Exercise prompt
Report every line of the data below that contains the string "axis", treating uppercase and lowercase letters as different.

Input data
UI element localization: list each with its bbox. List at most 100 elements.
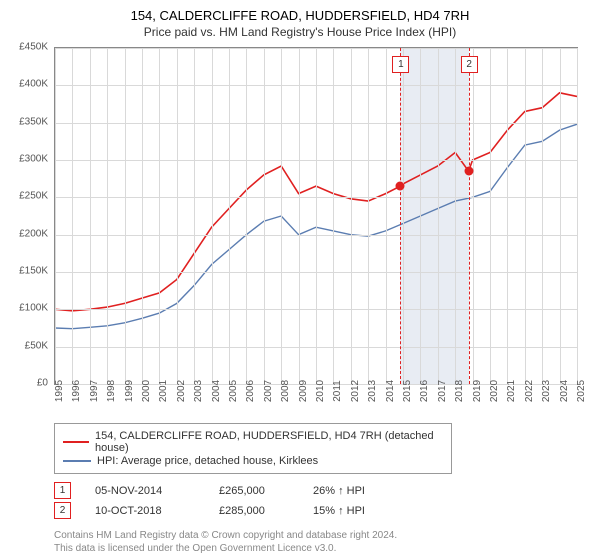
- sale-point-marker: [396, 182, 405, 191]
- y-tick-label: £450K: [19, 42, 48, 53]
- x-gridline: [525, 48, 526, 384]
- x-tick-label: 1996: [71, 380, 82, 402]
- y-tick-label: £200K: [19, 228, 48, 239]
- x-tick-label: 2019: [472, 380, 483, 402]
- legend-swatch: [63, 441, 89, 443]
- x-tick-label: 1999: [124, 380, 135, 402]
- x-gridline: [507, 48, 508, 384]
- x-tick-label: 2021: [506, 380, 517, 402]
- x-tick-label: 2022: [524, 380, 535, 402]
- transaction-line: [469, 48, 470, 384]
- chart-subtitle: Price paid vs. HM Land Registry's House …: [12, 25, 588, 39]
- x-tick-label: 2010: [315, 380, 326, 402]
- y-tick-label: £0: [37, 378, 48, 389]
- x-tick-label: 2023: [541, 380, 552, 402]
- y-tick-label: £300K: [19, 154, 48, 165]
- y-tick-label: £150K: [19, 266, 48, 277]
- x-gridline: [55, 48, 56, 384]
- y-tick-label: £250K: [19, 191, 48, 202]
- x-gridline: [194, 48, 195, 384]
- transaction-line: [400, 48, 401, 384]
- x-gridline: [490, 48, 491, 384]
- legend: 154, CALDERCLIFFE ROAD, HUDDERSFIELD, HD…: [54, 423, 452, 474]
- transaction-delta: 15% ↑ HPI: [313, 505, 365, 517]
- transaction-number-box: 2: [54, 502, 71, 519]
- transaction-date: 05-NOV-2014: [95, 485, 195, 497]
- x-tick-label: 2011: [332, 380, 343, 402]
- plot-area: 12: [54, 47, 578, 385]
- x-tick-label: 1998: [106, 380, 117, 402]
- x-axis: 1995199619971998199920002001200220032004…: [54, 387, 578, 417]
- x-tick-label: 2007: [263, 380, 274, 402]
- legend-item: 154, CALDERCLIFFE ROAD, HUDDERSFIELD, HD…: [63, 430, 443, 454]
- x-gridline: [159, 48, 160, 384]
- x-gridline: [386, 48, 387, 384]
- x-tick-label: 2001: [158, 380, 169, 402]
- x-tick-label: 2000: [141, 380, 152, 402]
- x-gridline: [473, 48, 474, 384]
- x-gridline: [72, 48, 73, 384]
- y-tick-label: £50K: [25, 340, 48, 351]
- chart-container: 154, CALDERCLIFFE ROAD, HUDDERSFIELD, HD…: [0, 0, 600, 560]
- footer-line: This data is licensed under the Open Gov…: [54, 542, 588, 555]
- y-tick-label: £400K: [19, 79, 48, 90]
- x-gridline: [229, 48, 230, 384]
- x-tick-label: 2006: [245, 380, 256, 402]
- x-tick-label: 2005: [228, 380, 239, 402]
- x-tick-label: 1995: [54, 380, 65, 402]
- transaction-marker: 1: [392, 56, 409, 73]
- x-tick-label: 2020: [489, 380, 500, 402]
- x-tick-label: 2002: [176, 380, 187, 402]
- y-tick-label: £350K: [19, 116, 48, 127]
- sale-point-marker: [464, 167, 473, 176]
- x-tick-label: 2012: [350, 380, 361, 402]
- x-tick-label: 2024: [559, 380, 570, 402]
- x-tick-label: 2015: [402, 380, 413, 402]
- x-gridline: [281, 48, 282, 384]
- x-gridline: [438, 48, 439, 384]
- x-gridline: [264, 48, 265, 384]
- transactions-table: 1 05-NOV-2014 £265,000 26% ↑ HPI 2 10-OCT-201…: [54, 482, 588, 519]
- x-gridline: [299, 48, 300, 384]
- legend-label: 154, CALDERCLIFFE ROAD, HUDDERSFIELD, HD…: [95, 430, 443, 454]
- x-tick-label: 2014: [385, 380, 396, 402]
- transaction-date: 10-OCT-2018: [95, 505, 195, 517]
- transaction-row: 1 05-NOV-2014 £265,000 26% ↑ HPI: [54, 482, 588, 499]
- legend-label: HPI: Average price, detached house, Kirk…: [97, 455, 318, 467]
- x-gridline: [420, 48, 421, 384]
- x-gridline: [333, 48, 334, 384]
- transaction-price: £265,000: [219, 485, 289, 497]
- transaction-number-box: 1: [54, 482, 71, 499]
- x-tick-label: 2004: [211, 380, 222, 402]
- x-gridline: [455, 48, 456, 384]
- x-gridline: [125, 48, 126, 384]
- x-tick-label: 2016: [419, 380, 430, 402]
- x-tick-label: 1997: [89, 380, 100, 402]
- legend-swatch: [63, 460, 91, 462]
- x-gridline: [107, 48, 108, 384]
- x-gridline: [246, 48, 247, 384]
- legend-item: HPI: Average price, detached house, Kirk…: [63, 455, 443, 467]
- x-gridline: [212, 48, 213, 384]
- x-gridline: [177, 48, 178, 384]
- x-gridline: [351, 48, 352, 384]
- x-tick-label: 2018: [454, 380, 465, 402]
- y-tick-label: £100K: [19, 303, 48, 314]
- x-gridline: [542, 48, 543, 384]
- x-gridline: [316, 48, 317, 384]
- x-tick-label: 2003: [193, 380, 204, 402]
- x-gridline: [142, 48, 143, 384]
- transaction-delta: 26% ↑ HPI: [313, 485, 365, 497]
- x-tick-label: 2025: [576, 380, 587, 402]
- y-axis: £0£50K£100K£150K£200K£250K£300K£350K£400…: [12, 47, 52, 385]
- x-gridline: [577, 48, 578, 384]
- x-tick-label: 2013: [367, 380, 378, 402]
- x-tick-label: 2017: [437, 380, 448, 402]
- x-tick-label: 2008: [280, 380, 291, 402]
- transaction-price: £285,000: [219, 505, 289, 517]
- x-gridline: [560, 48, 561, 384]
- chart-title: 154, CALDERCLIFFE ROAD, HUDDERSFIELD, HD…: [12, 8, 588, 23]
- transaction-row: 2 10-OCT-2018 £285,000 15% ↑ HPI: [54, 502, 588, 519]
- x-gridline: [90, 48, 91, 384]
- footer-attribution: Contains HM Land Registry data © Crown c…: [54, 529, 588, 555]
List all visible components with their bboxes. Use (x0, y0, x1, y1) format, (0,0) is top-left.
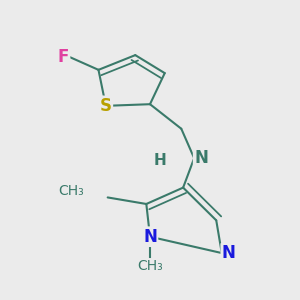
Text: N: N (143, 228, 157, 246)
Text: N: N (194, 149, 208, 167)
Text: H: H (154, 153, 167, 168)
Text: CH₃: CH₃ (58, 184, 84, 198)
Text: N: N (222, 244, 236, 262)
Text: S: S (100, 97, 112, 115)
Text: F: F (58, 48, 69, 66)
Text: CH₃: CH₃ (137, 259, 163, 273)
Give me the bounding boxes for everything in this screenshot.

Correct response
- x-axis: 1995199619971998199920002001200220032004…: [54, 387, 578, 417]
- y-axis: £0£50K£100K£150K£200K£250K£300K£350K£400…: [12, 47, 52, 385]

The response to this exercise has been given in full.